- YOUR TASK
Records follow. Pull out every line that contains "cook".

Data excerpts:
+ + + + + + +

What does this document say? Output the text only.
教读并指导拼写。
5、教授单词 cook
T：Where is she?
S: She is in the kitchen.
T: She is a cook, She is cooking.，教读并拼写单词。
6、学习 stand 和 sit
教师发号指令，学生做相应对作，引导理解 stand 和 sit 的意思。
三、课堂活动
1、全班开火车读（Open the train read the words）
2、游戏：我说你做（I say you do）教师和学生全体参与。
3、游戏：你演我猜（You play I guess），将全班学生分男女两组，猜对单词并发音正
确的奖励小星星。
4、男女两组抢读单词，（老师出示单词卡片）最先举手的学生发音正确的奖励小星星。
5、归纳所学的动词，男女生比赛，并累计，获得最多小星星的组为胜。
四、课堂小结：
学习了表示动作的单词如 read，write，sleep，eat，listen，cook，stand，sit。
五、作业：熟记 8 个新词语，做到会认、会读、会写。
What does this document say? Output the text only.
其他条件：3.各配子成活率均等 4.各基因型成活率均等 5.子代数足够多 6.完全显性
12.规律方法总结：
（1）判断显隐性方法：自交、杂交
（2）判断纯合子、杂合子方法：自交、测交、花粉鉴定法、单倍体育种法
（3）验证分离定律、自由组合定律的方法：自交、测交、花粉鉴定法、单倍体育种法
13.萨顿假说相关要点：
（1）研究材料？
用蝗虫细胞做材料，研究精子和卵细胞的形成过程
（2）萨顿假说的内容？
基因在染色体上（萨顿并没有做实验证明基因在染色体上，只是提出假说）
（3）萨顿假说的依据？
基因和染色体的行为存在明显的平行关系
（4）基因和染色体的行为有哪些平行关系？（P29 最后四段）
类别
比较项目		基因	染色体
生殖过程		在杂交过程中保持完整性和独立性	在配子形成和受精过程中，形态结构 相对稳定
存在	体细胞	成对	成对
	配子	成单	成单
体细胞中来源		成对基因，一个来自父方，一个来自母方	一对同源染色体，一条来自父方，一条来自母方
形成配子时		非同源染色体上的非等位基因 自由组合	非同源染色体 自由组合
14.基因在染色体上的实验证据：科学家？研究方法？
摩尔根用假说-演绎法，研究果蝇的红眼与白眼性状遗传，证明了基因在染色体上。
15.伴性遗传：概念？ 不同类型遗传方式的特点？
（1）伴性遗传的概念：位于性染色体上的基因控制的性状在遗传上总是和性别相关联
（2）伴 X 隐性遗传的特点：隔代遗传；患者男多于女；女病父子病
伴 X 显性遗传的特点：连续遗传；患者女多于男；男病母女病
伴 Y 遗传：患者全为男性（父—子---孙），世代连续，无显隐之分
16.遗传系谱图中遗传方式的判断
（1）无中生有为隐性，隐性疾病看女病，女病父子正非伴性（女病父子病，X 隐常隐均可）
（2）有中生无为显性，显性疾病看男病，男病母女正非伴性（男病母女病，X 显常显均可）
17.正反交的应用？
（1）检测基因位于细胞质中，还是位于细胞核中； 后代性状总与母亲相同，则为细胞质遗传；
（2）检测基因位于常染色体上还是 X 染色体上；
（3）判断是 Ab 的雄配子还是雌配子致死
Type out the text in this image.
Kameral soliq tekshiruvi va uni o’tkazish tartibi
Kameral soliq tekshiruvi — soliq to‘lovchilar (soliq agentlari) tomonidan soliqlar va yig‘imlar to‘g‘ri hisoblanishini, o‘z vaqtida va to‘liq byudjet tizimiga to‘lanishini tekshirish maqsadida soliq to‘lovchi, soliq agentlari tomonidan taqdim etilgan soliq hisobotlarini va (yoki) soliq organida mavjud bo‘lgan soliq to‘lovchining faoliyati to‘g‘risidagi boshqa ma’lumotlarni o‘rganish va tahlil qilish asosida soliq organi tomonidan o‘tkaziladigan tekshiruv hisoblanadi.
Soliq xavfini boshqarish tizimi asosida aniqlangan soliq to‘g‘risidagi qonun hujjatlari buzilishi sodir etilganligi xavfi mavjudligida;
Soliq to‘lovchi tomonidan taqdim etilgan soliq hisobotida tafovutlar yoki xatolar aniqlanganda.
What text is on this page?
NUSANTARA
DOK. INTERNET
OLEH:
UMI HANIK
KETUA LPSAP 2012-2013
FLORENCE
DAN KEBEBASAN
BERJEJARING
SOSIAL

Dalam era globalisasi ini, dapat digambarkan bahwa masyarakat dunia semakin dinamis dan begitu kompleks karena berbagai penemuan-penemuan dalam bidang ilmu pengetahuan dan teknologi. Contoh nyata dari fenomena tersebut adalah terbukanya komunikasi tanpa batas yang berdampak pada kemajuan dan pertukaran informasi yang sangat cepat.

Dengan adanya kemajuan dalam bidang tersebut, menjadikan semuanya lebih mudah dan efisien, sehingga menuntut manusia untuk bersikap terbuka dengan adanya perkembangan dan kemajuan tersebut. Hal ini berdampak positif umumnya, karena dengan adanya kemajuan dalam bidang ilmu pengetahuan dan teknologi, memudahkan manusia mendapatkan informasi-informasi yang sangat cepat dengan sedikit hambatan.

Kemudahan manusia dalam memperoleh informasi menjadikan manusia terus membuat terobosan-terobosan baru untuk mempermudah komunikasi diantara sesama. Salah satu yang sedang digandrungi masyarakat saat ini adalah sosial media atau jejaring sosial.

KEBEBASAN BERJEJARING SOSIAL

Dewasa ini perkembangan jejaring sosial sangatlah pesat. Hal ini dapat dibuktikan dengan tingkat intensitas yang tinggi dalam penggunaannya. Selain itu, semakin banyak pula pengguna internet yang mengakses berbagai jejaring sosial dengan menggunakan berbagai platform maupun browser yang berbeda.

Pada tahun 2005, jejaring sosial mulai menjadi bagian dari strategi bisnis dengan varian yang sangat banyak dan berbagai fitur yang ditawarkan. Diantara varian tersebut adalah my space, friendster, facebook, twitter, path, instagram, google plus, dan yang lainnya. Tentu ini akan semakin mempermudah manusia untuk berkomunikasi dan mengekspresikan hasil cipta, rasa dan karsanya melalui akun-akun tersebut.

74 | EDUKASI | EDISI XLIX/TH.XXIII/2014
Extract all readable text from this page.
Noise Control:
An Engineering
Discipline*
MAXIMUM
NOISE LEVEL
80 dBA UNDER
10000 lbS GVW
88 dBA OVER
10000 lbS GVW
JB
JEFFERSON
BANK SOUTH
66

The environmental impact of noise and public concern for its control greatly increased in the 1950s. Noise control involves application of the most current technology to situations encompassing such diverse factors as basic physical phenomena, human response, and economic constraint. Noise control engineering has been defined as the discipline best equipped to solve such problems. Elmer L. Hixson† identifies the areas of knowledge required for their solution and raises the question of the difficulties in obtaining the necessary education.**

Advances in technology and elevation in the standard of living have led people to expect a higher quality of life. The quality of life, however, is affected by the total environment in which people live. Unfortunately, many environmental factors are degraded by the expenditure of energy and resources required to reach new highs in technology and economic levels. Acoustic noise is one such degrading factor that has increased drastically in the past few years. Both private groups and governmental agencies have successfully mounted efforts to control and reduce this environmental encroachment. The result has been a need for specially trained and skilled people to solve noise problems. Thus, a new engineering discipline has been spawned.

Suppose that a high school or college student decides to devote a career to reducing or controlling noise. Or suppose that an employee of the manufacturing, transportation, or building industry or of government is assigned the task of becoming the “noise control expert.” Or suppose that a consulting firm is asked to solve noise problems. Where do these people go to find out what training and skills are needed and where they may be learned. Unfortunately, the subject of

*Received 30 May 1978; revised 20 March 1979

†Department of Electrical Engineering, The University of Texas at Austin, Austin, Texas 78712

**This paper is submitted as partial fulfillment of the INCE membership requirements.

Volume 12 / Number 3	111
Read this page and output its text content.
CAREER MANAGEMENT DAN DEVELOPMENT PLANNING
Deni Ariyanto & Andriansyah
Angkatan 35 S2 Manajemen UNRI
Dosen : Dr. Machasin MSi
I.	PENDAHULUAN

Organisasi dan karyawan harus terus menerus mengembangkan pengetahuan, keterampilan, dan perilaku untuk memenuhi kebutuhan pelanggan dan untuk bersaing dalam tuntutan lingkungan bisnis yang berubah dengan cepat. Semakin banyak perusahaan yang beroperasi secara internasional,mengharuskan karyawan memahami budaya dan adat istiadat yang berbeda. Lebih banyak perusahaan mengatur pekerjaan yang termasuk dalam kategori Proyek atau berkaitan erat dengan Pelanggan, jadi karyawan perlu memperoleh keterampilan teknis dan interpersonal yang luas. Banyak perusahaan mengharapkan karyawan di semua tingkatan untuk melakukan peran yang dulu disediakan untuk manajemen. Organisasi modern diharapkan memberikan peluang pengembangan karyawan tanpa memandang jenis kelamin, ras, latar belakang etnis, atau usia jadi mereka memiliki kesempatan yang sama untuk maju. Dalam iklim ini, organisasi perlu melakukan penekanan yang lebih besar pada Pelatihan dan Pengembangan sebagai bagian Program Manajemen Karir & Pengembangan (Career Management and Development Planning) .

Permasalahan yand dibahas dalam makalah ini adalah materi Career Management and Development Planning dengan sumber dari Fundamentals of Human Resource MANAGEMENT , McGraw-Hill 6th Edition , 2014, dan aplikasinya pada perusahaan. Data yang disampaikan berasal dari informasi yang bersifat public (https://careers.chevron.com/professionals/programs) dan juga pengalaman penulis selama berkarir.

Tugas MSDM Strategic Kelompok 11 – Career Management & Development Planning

+ + + + + + +

- FINISHED EXERCISE
5、教授单词 cook
T: She is a cook, She is cooking.，教读并拼写单词。
学习了表示动作的单词如 read，write，sleep，eat，listen，cook，stand，sit。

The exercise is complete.